- [Exercise prompt]
Establish how many lines in the material include the string "title" and report it as a lone number.

-- Begin Provided data --

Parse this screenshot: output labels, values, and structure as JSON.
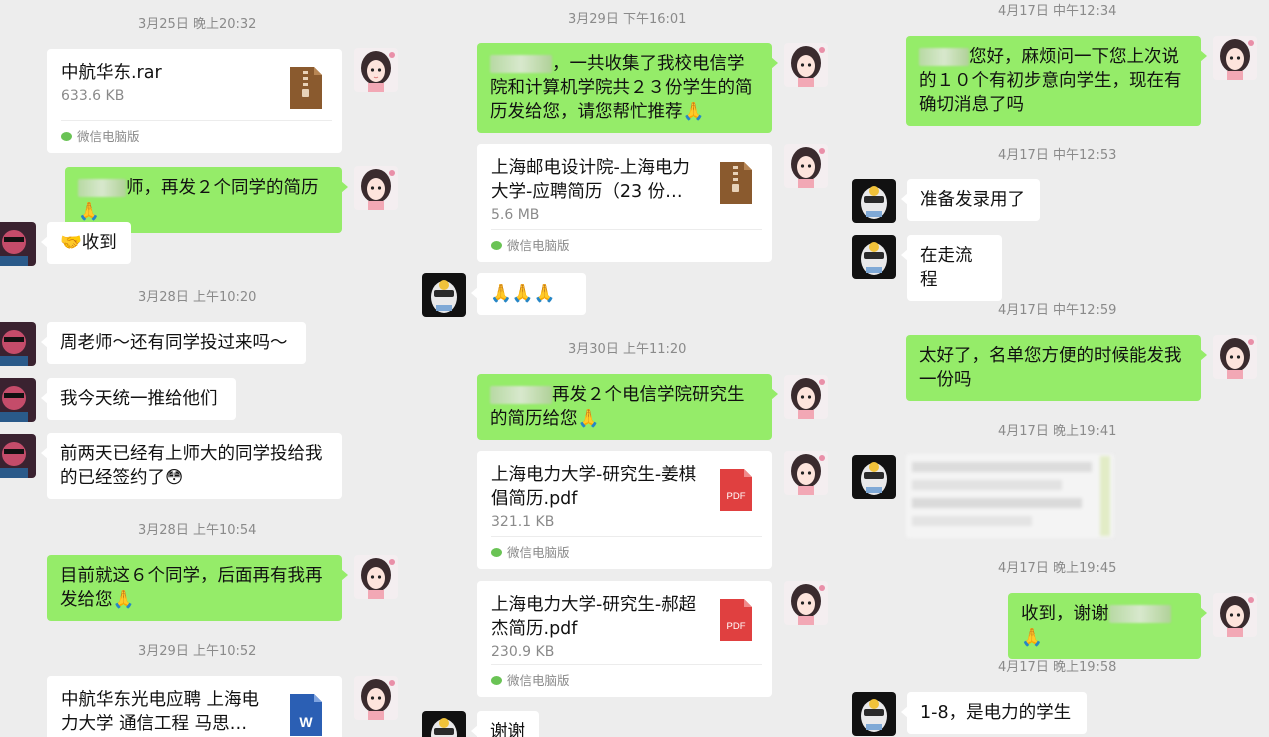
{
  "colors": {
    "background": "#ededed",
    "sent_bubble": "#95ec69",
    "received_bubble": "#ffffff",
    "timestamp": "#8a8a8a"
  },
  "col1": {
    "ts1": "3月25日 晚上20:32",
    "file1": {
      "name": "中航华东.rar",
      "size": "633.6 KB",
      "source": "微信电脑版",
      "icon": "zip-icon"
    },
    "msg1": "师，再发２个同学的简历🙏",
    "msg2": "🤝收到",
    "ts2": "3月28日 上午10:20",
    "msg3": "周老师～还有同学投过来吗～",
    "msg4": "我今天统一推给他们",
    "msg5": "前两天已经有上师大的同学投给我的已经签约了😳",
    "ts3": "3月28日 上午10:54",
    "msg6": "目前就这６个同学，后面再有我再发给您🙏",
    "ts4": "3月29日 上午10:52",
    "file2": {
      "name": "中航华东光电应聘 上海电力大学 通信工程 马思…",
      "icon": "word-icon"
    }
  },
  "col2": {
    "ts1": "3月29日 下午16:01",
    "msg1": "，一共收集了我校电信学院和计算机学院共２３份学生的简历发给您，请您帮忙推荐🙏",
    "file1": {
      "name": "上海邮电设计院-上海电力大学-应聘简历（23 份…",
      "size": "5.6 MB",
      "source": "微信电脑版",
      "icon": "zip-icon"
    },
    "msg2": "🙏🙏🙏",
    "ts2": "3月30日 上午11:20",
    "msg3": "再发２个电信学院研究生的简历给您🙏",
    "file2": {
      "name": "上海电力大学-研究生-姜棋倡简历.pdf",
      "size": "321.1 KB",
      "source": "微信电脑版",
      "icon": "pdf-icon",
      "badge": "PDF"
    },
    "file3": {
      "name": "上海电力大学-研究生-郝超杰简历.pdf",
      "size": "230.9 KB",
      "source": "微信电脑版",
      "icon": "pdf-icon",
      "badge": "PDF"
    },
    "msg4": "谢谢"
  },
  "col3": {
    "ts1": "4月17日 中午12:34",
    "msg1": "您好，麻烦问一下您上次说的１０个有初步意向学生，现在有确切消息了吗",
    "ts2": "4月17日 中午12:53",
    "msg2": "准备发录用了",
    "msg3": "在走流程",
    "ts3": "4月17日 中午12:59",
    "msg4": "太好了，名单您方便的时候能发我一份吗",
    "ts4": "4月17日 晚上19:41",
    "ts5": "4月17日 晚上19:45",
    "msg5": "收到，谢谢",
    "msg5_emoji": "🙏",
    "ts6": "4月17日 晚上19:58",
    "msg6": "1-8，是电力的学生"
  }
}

-- End Provided data --
-- Begin Provided data --

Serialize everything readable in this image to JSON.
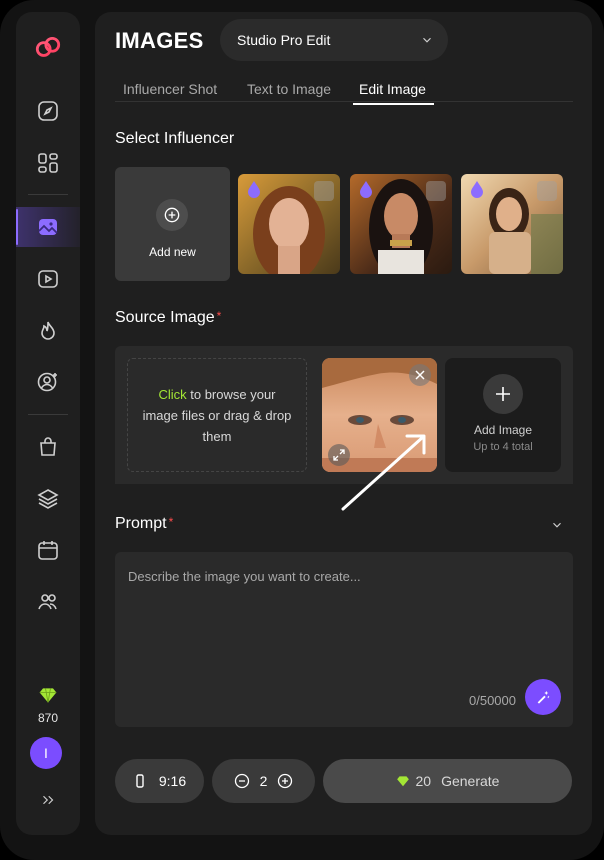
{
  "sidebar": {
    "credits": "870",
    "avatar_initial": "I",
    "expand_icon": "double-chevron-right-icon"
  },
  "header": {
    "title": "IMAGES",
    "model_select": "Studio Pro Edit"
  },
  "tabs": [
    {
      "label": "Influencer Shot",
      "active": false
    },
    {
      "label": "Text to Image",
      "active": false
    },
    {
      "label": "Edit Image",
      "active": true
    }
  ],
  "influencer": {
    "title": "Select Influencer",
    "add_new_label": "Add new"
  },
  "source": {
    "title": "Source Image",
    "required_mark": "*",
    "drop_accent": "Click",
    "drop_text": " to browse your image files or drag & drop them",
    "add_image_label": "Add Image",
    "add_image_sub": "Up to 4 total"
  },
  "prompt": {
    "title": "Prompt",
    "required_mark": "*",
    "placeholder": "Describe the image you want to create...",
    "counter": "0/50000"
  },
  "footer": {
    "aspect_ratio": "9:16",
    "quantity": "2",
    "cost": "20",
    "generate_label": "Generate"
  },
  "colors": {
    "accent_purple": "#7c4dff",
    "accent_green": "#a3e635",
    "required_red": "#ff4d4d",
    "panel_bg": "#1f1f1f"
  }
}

-- End Provided data --

- [Full solution]
4